> _Description of the task_
Nothing should be left out: output all of the entries exactly.

> _Data to process_

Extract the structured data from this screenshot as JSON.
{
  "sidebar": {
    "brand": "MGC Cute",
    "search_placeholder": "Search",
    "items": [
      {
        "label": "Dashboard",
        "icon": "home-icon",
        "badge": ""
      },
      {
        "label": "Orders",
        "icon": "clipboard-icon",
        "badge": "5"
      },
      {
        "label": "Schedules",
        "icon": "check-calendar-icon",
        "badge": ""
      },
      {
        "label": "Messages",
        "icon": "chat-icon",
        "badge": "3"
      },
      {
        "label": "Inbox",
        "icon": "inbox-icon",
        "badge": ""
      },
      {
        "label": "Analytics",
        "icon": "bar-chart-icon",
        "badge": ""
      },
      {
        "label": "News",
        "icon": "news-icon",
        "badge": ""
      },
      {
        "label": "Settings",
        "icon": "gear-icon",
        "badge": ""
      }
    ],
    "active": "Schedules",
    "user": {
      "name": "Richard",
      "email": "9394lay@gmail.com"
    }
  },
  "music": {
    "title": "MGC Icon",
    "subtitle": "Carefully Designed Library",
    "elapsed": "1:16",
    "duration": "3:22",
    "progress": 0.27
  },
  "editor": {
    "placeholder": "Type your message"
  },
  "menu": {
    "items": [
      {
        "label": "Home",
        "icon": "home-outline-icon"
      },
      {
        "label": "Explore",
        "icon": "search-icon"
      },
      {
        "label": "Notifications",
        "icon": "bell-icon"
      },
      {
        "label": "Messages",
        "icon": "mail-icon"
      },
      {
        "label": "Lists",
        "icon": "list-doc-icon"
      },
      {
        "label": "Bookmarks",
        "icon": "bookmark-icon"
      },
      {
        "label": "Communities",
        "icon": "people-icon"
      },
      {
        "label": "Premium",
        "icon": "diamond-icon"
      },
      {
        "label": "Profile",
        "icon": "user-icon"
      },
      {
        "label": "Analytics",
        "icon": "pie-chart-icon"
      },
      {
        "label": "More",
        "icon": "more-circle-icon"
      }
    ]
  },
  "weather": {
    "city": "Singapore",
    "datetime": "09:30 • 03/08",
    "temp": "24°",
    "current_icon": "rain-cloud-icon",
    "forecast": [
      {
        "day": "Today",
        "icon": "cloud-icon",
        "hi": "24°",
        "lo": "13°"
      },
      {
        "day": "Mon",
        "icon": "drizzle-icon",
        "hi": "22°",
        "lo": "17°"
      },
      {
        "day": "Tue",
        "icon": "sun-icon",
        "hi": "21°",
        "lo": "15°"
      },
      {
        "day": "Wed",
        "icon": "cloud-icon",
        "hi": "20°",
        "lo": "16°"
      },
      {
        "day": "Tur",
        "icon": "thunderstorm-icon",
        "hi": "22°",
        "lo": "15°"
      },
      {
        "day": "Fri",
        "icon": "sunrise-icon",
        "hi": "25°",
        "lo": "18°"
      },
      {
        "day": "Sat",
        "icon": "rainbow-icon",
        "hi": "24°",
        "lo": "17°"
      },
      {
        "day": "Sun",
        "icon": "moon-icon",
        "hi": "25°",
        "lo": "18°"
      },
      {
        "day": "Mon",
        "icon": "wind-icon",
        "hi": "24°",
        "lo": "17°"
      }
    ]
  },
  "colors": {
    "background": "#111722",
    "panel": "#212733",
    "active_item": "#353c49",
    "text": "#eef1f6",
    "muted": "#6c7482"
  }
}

> _Answer to this task_
Extract the structured data from this screenshot as JSON.
{
  "sidebar": {
    "brand": "MGC Cute",
    "search_placeholder": "Search",
    "items": [
      {
        "label": "Dashboard",
        "icon": "home-icon",
        "badge": ""
      },
      {
        "label": "Orders",
        "icon": "clipboard-icon",
        "badge": "5"
      },
      {
        "label": "Schedules",
        "icon": "check-calendar-icon",
        "badge": ""
      },
      {
        "label": "Messages",
        "icon": "chat-icon",
        "badge": "3"
      },
      {
        "label": "Inbox",
        "icon": "inbox-icon",
        "badge": ""
      },
      {
        "label": "Analytics",
        "icon": "bar-chart-icon",
        "badge": ""
      },
      {
        "label": "News",
        "icon": "news-icon",
        "badge": ""
      },
      {
        "label": "Settings",
        "icon": "gear-icon",
        "badge": ""
      }
    ],
    "active": "Schedules",
    "user": {
      "name": "Richard",
      "email": "9394lay@gmail.com"
    }
  },
  "music": {
    "title": "MGC Icon",
    "subtitle": "Carefully Designed Library",
    "elapsed": "1:16",
    "duration": "3:22",
    "progress": 0.27
  },
  "editor": {
    "placeholder": "Type your message"
  },
  "menu": {
    "items": [
      {
        "label": "Home",
        "icon": "home-outline-icon"
      },
      {
        "label": "Explore",
        "icon": "search-icon"
      },
      {
        "label": "Notifications",
        "icon": "bell-icon"
      },
      {
        "label": "Messages",
        "icon": "mail-icon"
      },
      {
        "label": "Lists",
        "icon": "list-doc-icon"
      },
      {
        "label": "Bookmarks",
        "icon": "bookmark-icon"
      },
      {
        "label": "Communities",
        "icon": "people-icon"
      },
      {
        "label": "Premium",
        "icon": "diamond-icon"
      },
      {
        "label": "Profile",
        "icon": "user-icon"
      },
      {
        "label": "Analytics",
        "icon": "pie-chart-icon"
      },
      {
        "label": "More",
        "icon": "more-circle-icon"
      }
    ]
  },
  "weather": {
    "city": "Singapore",
    "datetime": "09:30 • 03/08",
    "temp": "24°",
    "current_icon": "rain-cloud-icon",
    "forecast": [
      {
        "day": "Today",
        "icon": "cloud-icon",
        "hi": "24°",
        "lo": "13°"
      },
      {
        "day": "Mon",
        "icon": "drizzle-icon",
        "hi": "22°",
        "lo": "17°"
      },
      {
        "day": "Tue",
        "icon": "sun-icon",
        "hi": "21°",
        "lo": "15°"
      },
      {
        "day": "Wed",
        "icon": "cloud-icon",
        "hi": "20°",
        "lo": "16°"
      },
      {
        "day": "Tur",
        "icon": "thunderstorm-icon",
        "hi": "22°",
        "lo": "15°"
      },
      {
        "day": "Fri",
        "icon": "sunrise-icon",
        "hi": "25°",
        "lo": "18°"
      },
      {
        "day": "Sat",
        "icon": "rainbow-icon",
        "hi": "24°",
        "lo": "17°"
      },
      {
        "day": "Sun",
        "icon": "moon-icon",
        "hi": "25°",
        "lo": "18°"
      },
      {
        "day": "Mon",
        "icon": "wind-icon",
        "hi": "24°",
        "lo": "17°"
      }
    ]
  },
  "colors": {
    "background": "#111722",
    "panel": "#212733",
    "active_item": "#353c49",
    "text": "#eef1f6",
    "muted": "#6c7482"
  }
}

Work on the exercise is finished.